[Collected data]
— Start —

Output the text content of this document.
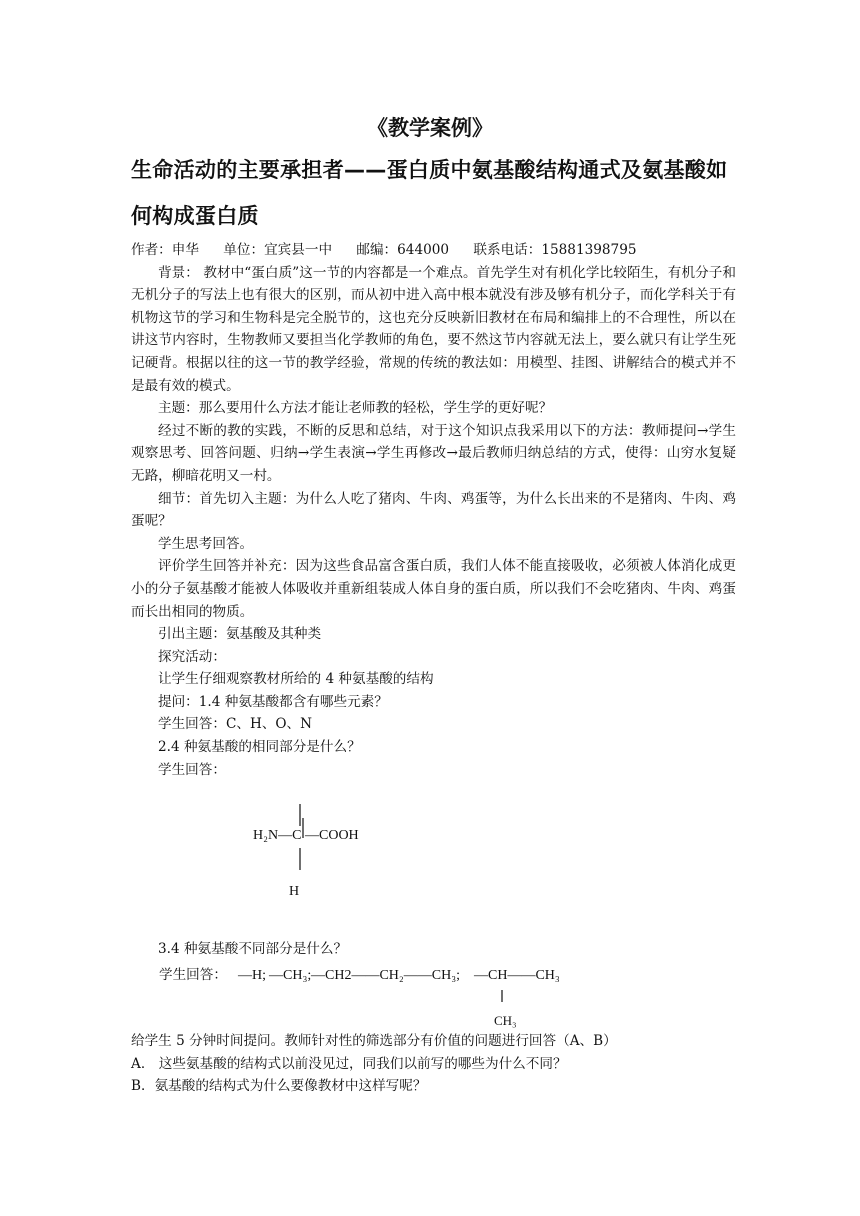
《教学案例》
生命活动的主要承担者——蛋白质中氨基酸结构通式及氨基酸如何构成蛋白质

作者：申华 单位：宜宾县一中 邮编：644000 联系电话：15881398795

背景： 教材中“蛋白质”这一节的内容都是一个难点。首先学生对有机化学比较陌生，有机分子和无机分子的写法上也有很大的区别，而从初中进入高中根本就没有涉及够有机分子，而化学科关于有机物这节的学习和生物科是完全脱节的，这也充分反映新旧教材在布局和编排上的不合理性，所以在讲这节内容时，生物教师又要担当化学教师的角色，要不然这节内容就无法上，要么就只有让学生死记硬背。根据以往的这一节的教学经验，常规的传统的教法如：用模型、挂图、讲解结合的模式并不是最有效的模式。

主题：那么要用什么方法才能让老师教的轻松，学生学的更好呢？

经过不断的教的实践，不断的反思和总结，对于这个知识点我采用以下的方法：教师提问→学生观察思考、回答问题、归纳→学生表演→学生再修改→最后教师归纳总结的方式，使得：山穷水复疑无路，柳暗花明又一村。

细节：首先切入主题：为什么人吃了猪肉、牛肉、鸡蛋等，为什么长出来的不是猪肉、牛肉、鸡蛋呢？

学生思考回答。

评价学生回答并补充：因为这些食品富含蛋白质，我们人体不能直接吸收，必须被人体消化成更小的分子氨基酸才能被人体吸收并重新组装成人体自身的蛋白质，所以我们不会吃猪肉、牛肉、鸡蛋而长出相同的物质。

引出主题：氨基酸及其种类

探究活动：

让学生仔细观察教材所给的 4 种氨基酸的结构

提问：1.4 种氨基酸都含有哪些元素？

学生回答：C、H、O、N

2.4 种氨基酸的相同部分是什么？

学生回答：

H₂N—C —COOH
H

3.4 种氨基酸不同部分是什么？

学生回答： —H; —CH₃; —CH2——CH₂——CH₃; —CH——CH₃
CH₃

给学生 5 分钟时间提问。教师针对性的筛选部分有价值的问题进行回答（A、B）

A． 这些氨基酸的结构式以前没见过，同我们以前写的哪些为什么不同？

B．氨基酸的结构式为什么要像教材中这样写呢？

— End —

- _WHAT TO PRODUCE_:
Omit pictures; set down the rest of the material word for word.

- _RESPONSE_:
Output the text content of this document.
《教学案例》
生命活动的主要承担者——蛋白质中氨基酸结构通式及氨基酸如何构成蛋白质

作者：申华 单位：宜宾县一中 邮编：644000 联系电话：15881398795

背景： 教材中“蛋白质”这一节的内容都是一个难点。首先学生对有机化学比较陌生，有机分子和无机分子的写法上也有很大的区别，而从初中进入高中根本就没有涉及够有机分子，而化学科关于有机物这节的学习和生物科是完全脱节的，这也充分反映新旧教材在布局和编排上的不合理性，所以在讲这节内容时，生物教师又要担当化学教师的角色，要不然这节内容就无法上，要么就只有让学生死记硬背。根据以往的这一节的教学经验，常规的传统的教法如：用模型、挂图、讲解结合的模式并不是最有效的模式。

主题：那么要用什么方法才能让老师教的轻松，学生学的更好呢？

经过不断的教的实践，不断的反思和总结，对于这个知识点我采用以下的方法：教师提问→学生观察思考、回答问题、归纳→学生表演→学生再修改→最后教师归纳总结的方式，使得：山穷水复疑无路，柳暗花明又一村。

细节：首先切入主题：为什么人吃了猪肉、牛肉、鸡蛋等，为什么长出来的不是猪肉、牛肉、鸡蛋呢？

学生思考回答。

评价学生回答并补充：因为这些食品富含蛋白质，我们人体不能直接吸收，必须被人体消化成更小的分子氨基酸才能被人体吸收并重新组装成人体自身的蛋白质，所以我们不会吃猪肉、牛肉、鸡蛋而长出相同的物质。

引出主题：氨基酸及其种类

探究活动：

让学生仔细观察教材所给的 4 种氨基酸的结构

提问：1.4 种氨基酸都含有哪些元素？

学生回答：C、H、O、N

2.4 种氨基酸的相同部分是什么？

学生回答：

H₂N—C —COOH
H

3.4 种氨基酸不同部分是什么？

学生回答： —H; —CH₃; —CH2——CH₂——CH₃; —CH——CH₃
CH₃

给学生 5 分钟时间提问。教师针对性的筛选部分有价值的问题进行回答（A、B）

A． 这些氨基酸的结构式以前没见过，同我们以前写的哪些为什么不同？

B．氨基酸的结构式为什么要像教材中这样写呢？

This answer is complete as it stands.